[GIVEN TASK]
Replace "medicaid-value" with "medicaid-count" in the listing below, leaving everything else unchanged. Begin at the line that has "total-aptc-value: 25,526 (551, 604, 638, 622)" and stop after the line that has "aptc-value: 330 (551, 162, 638, 179)", giving back only those lines.

....

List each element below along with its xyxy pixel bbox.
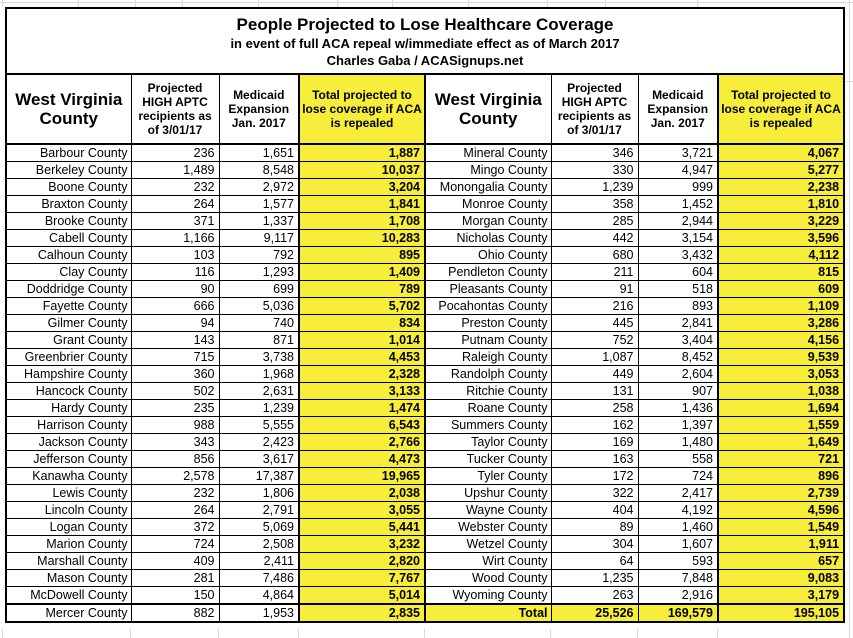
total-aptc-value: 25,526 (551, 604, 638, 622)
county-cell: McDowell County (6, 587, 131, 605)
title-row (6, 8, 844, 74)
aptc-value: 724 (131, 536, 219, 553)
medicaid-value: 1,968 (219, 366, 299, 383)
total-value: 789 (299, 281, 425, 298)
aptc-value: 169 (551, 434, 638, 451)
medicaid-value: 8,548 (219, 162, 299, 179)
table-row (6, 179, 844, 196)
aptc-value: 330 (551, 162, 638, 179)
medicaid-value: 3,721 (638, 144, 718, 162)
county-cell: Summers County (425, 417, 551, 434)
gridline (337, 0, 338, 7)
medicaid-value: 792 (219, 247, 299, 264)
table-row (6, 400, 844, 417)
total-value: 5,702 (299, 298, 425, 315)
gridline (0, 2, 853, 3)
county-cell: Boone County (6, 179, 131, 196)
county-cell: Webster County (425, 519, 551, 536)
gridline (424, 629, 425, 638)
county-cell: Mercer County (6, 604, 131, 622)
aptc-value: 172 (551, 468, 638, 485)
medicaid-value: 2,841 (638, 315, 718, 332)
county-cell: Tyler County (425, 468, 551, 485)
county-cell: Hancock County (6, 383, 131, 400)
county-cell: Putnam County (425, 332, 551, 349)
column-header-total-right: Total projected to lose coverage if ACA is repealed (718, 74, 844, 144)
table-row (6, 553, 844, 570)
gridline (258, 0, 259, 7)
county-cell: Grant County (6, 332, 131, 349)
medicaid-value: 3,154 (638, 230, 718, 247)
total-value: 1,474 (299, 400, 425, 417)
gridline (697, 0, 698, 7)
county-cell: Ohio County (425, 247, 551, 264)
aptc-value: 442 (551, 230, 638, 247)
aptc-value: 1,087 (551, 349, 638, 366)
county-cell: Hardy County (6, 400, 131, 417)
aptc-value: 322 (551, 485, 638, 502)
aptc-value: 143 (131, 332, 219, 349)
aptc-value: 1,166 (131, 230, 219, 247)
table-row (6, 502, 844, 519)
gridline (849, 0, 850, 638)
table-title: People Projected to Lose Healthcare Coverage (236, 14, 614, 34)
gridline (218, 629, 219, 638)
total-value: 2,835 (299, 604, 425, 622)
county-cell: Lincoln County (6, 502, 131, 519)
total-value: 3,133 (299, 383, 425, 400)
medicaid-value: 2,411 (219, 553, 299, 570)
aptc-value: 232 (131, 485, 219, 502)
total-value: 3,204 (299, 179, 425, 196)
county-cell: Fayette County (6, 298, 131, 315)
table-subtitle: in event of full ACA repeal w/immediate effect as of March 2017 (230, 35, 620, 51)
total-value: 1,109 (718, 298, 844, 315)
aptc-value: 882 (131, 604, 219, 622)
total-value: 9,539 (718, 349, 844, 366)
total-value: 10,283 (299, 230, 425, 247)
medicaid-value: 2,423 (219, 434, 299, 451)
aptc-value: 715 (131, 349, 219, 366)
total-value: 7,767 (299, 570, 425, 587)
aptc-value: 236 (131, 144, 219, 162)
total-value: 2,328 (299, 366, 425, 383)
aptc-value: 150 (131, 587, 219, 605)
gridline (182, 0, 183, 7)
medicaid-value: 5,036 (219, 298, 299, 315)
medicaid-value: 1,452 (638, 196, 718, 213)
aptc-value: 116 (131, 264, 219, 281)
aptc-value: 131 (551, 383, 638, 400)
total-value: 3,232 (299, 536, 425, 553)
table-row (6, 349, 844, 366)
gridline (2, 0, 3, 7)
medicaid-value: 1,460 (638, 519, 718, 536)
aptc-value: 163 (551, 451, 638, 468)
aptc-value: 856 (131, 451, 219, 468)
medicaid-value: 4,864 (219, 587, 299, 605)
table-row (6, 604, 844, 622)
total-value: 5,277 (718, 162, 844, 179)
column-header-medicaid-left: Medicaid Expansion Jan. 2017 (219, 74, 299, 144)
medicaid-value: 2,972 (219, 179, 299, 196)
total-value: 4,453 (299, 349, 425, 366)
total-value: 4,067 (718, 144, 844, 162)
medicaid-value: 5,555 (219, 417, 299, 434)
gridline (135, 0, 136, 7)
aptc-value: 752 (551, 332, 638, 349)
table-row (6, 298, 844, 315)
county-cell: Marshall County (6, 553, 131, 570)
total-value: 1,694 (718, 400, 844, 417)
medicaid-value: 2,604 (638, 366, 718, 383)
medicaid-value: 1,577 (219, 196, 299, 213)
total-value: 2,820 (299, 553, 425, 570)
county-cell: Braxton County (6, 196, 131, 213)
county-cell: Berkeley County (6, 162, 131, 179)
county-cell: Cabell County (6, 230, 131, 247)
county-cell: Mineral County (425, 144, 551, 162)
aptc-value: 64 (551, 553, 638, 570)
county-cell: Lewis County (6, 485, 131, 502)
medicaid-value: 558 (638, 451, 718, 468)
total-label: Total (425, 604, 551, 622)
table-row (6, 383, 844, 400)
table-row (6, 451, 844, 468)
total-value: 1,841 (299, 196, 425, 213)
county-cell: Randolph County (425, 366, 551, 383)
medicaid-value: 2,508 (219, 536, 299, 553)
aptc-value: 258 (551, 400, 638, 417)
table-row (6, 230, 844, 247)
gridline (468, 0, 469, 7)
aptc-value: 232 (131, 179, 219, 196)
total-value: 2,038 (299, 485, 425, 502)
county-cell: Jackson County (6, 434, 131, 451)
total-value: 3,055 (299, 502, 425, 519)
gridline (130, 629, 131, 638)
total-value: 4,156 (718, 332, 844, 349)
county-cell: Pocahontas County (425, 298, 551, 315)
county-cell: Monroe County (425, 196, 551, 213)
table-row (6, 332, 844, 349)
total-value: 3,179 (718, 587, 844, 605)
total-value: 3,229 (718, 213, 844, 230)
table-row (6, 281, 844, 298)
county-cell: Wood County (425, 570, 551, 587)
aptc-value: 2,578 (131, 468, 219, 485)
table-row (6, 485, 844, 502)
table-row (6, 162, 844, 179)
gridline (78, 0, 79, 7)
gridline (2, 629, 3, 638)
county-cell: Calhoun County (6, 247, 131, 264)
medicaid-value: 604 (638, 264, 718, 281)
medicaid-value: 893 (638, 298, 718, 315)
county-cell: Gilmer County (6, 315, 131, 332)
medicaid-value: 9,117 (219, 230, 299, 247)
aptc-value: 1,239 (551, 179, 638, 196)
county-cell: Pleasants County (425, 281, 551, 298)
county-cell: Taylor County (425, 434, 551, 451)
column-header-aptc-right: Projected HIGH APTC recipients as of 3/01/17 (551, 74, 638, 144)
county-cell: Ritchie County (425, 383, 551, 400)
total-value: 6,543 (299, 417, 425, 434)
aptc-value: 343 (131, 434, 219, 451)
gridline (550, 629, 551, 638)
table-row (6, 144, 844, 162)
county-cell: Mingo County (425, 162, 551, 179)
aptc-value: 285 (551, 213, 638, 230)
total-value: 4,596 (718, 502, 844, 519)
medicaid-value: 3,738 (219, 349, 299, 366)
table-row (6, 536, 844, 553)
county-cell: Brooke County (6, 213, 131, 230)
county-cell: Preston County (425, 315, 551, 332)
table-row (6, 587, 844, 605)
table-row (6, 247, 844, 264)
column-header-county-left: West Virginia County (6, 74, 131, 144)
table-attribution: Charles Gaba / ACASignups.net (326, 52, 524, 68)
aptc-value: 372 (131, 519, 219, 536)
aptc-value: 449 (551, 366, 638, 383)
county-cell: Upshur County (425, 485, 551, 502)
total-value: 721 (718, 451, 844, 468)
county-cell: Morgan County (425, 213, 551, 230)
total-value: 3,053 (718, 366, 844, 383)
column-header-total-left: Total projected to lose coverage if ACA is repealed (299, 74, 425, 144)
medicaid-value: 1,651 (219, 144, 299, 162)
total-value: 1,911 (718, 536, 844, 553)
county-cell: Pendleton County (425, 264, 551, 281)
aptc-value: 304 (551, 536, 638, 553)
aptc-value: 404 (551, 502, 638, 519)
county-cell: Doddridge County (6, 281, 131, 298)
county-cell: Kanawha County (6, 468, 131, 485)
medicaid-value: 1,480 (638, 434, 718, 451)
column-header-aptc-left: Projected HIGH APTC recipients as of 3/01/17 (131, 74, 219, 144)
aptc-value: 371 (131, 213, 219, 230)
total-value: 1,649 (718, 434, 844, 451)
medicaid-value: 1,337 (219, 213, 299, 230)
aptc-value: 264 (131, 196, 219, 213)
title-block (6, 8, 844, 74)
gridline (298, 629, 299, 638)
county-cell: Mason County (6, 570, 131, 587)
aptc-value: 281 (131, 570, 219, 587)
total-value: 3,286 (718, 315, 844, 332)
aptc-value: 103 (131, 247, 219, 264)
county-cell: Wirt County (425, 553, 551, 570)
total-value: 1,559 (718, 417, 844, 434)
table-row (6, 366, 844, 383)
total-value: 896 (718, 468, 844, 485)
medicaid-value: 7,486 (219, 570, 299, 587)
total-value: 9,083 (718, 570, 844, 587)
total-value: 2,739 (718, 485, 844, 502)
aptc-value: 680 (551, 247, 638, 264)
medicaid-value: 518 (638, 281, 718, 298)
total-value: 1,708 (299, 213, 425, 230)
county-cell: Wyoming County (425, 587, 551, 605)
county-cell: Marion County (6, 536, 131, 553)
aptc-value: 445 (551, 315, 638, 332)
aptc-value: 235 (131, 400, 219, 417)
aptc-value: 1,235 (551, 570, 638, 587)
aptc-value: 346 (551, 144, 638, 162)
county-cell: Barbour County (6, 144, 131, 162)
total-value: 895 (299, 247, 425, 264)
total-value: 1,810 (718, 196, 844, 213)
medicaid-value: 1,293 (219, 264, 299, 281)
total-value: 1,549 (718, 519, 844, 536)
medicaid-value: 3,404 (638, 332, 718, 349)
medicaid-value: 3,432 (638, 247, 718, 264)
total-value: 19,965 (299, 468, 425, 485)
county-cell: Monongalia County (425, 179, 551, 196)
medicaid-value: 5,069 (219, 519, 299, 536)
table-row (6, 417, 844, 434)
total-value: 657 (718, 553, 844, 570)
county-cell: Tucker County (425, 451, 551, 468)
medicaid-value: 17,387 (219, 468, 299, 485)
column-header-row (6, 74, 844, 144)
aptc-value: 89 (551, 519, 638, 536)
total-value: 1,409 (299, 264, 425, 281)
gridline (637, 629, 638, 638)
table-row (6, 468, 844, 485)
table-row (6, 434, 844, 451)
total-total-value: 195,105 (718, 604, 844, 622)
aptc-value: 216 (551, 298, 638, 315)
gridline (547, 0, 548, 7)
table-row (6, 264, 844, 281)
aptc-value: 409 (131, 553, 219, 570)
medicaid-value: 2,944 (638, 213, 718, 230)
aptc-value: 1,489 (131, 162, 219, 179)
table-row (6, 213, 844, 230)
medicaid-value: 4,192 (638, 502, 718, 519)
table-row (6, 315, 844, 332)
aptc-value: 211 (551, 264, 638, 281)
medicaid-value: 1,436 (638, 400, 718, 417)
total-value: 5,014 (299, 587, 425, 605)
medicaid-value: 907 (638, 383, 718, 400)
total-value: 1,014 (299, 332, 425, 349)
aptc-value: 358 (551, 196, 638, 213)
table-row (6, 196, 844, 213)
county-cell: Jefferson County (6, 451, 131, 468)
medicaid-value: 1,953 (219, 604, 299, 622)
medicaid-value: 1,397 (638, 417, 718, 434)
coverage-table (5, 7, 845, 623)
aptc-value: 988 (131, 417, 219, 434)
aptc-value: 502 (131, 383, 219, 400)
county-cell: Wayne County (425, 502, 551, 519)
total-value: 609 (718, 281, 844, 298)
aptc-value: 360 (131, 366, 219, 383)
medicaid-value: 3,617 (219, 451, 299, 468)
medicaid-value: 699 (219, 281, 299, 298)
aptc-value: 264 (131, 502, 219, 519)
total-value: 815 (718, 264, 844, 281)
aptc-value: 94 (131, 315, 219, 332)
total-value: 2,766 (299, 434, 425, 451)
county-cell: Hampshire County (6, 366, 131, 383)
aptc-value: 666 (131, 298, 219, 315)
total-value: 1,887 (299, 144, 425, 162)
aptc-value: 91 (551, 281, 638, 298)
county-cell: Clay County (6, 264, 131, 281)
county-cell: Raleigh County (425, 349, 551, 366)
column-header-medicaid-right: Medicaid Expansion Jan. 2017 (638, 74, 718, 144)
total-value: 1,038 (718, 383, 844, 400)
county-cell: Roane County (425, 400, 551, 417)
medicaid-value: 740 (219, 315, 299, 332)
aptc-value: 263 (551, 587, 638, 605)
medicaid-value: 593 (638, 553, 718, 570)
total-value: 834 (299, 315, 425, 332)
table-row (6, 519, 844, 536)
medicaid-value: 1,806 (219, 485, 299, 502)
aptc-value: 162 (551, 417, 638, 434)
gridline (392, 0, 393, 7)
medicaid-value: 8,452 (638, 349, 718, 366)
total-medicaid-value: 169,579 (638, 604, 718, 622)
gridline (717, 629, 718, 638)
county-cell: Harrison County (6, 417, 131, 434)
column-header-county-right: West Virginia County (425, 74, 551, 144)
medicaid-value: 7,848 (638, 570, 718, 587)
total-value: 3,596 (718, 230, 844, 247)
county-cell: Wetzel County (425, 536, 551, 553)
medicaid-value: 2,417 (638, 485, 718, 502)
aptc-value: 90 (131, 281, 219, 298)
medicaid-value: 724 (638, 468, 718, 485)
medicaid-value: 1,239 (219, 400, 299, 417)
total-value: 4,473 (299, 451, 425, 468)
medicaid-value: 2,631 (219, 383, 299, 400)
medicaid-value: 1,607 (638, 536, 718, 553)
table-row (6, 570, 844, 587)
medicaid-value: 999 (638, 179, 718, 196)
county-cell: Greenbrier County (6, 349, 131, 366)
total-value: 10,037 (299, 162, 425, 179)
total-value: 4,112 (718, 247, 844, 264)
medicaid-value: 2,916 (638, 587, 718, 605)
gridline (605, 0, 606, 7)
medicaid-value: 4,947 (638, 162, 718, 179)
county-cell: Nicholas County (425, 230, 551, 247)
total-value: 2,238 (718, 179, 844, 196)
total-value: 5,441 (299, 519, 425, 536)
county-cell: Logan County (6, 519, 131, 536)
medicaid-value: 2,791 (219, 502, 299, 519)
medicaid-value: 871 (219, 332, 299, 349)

....

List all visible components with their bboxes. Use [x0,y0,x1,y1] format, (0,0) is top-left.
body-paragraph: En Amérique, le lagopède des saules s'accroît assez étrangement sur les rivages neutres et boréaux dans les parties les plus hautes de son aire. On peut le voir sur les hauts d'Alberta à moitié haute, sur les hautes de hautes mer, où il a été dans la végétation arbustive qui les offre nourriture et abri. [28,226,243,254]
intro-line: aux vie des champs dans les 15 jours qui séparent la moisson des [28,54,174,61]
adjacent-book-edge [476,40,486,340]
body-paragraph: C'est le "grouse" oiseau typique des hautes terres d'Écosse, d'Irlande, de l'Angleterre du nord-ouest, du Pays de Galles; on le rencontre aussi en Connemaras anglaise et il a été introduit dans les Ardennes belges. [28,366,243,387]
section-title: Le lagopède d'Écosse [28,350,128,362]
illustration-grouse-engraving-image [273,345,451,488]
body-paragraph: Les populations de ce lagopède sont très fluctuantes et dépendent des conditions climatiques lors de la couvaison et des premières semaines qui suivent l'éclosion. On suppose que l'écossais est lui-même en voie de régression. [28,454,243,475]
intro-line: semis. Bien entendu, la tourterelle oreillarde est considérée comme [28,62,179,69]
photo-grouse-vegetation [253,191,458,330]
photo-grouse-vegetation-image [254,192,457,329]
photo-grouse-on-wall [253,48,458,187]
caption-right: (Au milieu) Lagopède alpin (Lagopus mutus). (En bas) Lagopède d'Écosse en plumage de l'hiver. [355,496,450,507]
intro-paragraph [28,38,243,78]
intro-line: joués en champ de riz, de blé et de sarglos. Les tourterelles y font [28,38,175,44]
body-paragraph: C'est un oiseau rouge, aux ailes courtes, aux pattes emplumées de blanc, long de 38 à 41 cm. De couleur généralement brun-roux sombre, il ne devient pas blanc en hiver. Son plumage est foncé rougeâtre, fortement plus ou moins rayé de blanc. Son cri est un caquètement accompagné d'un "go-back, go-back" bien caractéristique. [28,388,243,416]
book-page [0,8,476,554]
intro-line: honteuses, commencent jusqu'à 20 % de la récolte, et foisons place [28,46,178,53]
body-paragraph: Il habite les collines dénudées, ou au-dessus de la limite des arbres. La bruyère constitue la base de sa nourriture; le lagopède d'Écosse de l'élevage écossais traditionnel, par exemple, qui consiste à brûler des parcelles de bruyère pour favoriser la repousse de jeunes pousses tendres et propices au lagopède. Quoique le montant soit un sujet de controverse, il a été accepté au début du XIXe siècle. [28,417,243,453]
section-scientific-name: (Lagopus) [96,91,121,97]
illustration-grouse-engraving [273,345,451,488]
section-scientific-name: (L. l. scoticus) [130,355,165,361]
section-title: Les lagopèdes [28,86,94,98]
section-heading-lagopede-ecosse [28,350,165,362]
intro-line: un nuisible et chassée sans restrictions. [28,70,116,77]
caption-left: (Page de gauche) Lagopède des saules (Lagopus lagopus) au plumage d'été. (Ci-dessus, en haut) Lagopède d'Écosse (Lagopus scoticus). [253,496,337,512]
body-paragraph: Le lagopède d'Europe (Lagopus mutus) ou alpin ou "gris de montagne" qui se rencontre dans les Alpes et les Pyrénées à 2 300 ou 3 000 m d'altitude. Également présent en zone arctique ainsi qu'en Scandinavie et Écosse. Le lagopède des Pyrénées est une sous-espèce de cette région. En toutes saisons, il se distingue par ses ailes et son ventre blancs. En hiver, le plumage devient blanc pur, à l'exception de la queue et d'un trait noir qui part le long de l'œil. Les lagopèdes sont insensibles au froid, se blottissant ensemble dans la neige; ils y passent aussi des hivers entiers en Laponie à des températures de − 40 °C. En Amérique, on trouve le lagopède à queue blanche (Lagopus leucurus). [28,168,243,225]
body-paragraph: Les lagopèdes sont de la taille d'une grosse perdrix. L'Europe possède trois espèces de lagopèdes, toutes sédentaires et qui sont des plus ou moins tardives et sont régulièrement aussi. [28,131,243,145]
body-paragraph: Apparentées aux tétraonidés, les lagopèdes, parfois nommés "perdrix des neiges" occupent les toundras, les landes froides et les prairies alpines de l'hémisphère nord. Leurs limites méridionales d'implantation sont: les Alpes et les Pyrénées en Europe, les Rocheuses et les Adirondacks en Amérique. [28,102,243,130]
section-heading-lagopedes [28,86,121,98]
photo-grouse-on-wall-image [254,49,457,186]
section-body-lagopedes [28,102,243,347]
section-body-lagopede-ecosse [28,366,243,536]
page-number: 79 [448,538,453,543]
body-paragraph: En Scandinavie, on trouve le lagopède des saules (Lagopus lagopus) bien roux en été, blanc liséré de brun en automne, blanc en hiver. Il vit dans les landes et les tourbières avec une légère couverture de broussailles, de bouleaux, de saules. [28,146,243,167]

....

[EXERCISE OUTPUT]
total-aptc-value: 25,526 (551, 604, 638, 622)
county-cell: McDowell County (6, 587, 131, 605)
title-row (6, 8, 844, 74)
aptc-value: 724 (131, 536, 219, 553)
medicaid-count: 1,968 (219, 366, 299, 383)
total-value: 789 (299, 281, 425, 298)
aptc-value: 169 (551, 434, 638, 451)
medicaid-count: 8,548 (219, 162, 299, 179)
table-row (6, 179, 844, 196)
aptc-value: 330 (551, 162, 638, 179)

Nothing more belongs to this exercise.